▶ EXERCISE INSTRUCTIONS:
Scan the records for the string "color"; copy each line where it occurs.

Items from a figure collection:
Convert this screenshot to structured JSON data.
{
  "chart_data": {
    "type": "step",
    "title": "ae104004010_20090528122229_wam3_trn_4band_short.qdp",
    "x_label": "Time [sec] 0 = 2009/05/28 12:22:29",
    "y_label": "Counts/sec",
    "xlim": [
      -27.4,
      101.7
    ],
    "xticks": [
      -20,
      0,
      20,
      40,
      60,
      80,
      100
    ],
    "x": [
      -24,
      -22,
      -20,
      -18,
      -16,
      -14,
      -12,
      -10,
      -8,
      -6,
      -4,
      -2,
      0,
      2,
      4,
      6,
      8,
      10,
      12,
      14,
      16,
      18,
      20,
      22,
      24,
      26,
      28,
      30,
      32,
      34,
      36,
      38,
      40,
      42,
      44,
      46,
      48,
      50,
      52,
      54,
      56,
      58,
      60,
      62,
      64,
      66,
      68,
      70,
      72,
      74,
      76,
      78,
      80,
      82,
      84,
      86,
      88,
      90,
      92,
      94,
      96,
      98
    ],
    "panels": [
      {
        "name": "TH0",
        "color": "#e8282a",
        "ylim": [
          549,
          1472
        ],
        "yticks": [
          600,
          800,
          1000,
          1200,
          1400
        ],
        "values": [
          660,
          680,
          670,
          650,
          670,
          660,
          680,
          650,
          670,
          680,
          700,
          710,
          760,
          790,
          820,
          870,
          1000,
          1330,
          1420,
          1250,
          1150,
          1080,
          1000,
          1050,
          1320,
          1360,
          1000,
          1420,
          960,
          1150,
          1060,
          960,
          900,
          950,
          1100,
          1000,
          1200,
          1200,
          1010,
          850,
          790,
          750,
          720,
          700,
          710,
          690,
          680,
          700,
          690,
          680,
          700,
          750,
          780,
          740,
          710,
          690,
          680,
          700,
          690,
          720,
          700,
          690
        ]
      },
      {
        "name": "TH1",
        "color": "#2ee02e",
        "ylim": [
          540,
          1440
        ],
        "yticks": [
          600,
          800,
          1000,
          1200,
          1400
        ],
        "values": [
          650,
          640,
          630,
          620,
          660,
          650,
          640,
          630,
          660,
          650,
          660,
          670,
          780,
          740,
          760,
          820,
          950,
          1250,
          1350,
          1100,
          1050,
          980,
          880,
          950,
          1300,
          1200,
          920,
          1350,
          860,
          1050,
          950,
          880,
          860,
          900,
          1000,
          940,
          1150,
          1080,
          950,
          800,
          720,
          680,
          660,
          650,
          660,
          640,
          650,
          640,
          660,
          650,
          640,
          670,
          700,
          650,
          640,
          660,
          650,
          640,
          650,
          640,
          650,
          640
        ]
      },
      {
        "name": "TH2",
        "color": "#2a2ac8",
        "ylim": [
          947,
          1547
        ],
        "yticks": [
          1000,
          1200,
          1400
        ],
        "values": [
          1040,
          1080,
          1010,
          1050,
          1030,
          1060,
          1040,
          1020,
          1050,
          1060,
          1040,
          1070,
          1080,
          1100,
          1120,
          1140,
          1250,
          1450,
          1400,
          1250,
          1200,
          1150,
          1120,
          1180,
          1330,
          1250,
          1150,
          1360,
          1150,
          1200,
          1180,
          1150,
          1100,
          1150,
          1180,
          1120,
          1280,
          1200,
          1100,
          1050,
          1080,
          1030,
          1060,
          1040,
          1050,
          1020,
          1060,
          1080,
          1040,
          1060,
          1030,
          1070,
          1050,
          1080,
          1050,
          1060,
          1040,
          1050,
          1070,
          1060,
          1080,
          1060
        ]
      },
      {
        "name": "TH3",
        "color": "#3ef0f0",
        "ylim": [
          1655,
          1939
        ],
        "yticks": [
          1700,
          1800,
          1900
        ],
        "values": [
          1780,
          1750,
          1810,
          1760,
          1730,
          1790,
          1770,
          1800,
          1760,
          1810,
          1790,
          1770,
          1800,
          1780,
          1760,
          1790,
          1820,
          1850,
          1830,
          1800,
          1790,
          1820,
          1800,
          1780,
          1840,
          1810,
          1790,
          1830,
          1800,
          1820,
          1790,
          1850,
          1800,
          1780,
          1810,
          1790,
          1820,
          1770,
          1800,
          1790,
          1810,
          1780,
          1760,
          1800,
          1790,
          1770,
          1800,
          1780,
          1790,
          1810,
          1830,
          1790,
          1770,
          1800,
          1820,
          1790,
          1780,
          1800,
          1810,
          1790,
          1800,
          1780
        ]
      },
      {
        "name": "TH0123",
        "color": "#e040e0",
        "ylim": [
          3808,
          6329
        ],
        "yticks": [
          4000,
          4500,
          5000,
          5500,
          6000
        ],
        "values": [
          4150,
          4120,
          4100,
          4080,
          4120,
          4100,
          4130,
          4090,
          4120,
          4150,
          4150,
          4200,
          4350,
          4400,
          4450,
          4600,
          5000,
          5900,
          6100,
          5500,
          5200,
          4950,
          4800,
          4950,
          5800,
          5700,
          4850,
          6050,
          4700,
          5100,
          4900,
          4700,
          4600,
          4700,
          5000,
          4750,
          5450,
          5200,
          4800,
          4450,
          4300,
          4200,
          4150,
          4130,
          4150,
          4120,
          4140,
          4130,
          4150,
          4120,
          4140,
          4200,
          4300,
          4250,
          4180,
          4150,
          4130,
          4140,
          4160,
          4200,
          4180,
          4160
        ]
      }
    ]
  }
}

▶ TASK OUTPUT:
        "color": "#e8282a",
        "color": "#2ee02e",
        "color": "#2a2ac8",
        "color": "#3ef0f0",
        "color": "#e040e0",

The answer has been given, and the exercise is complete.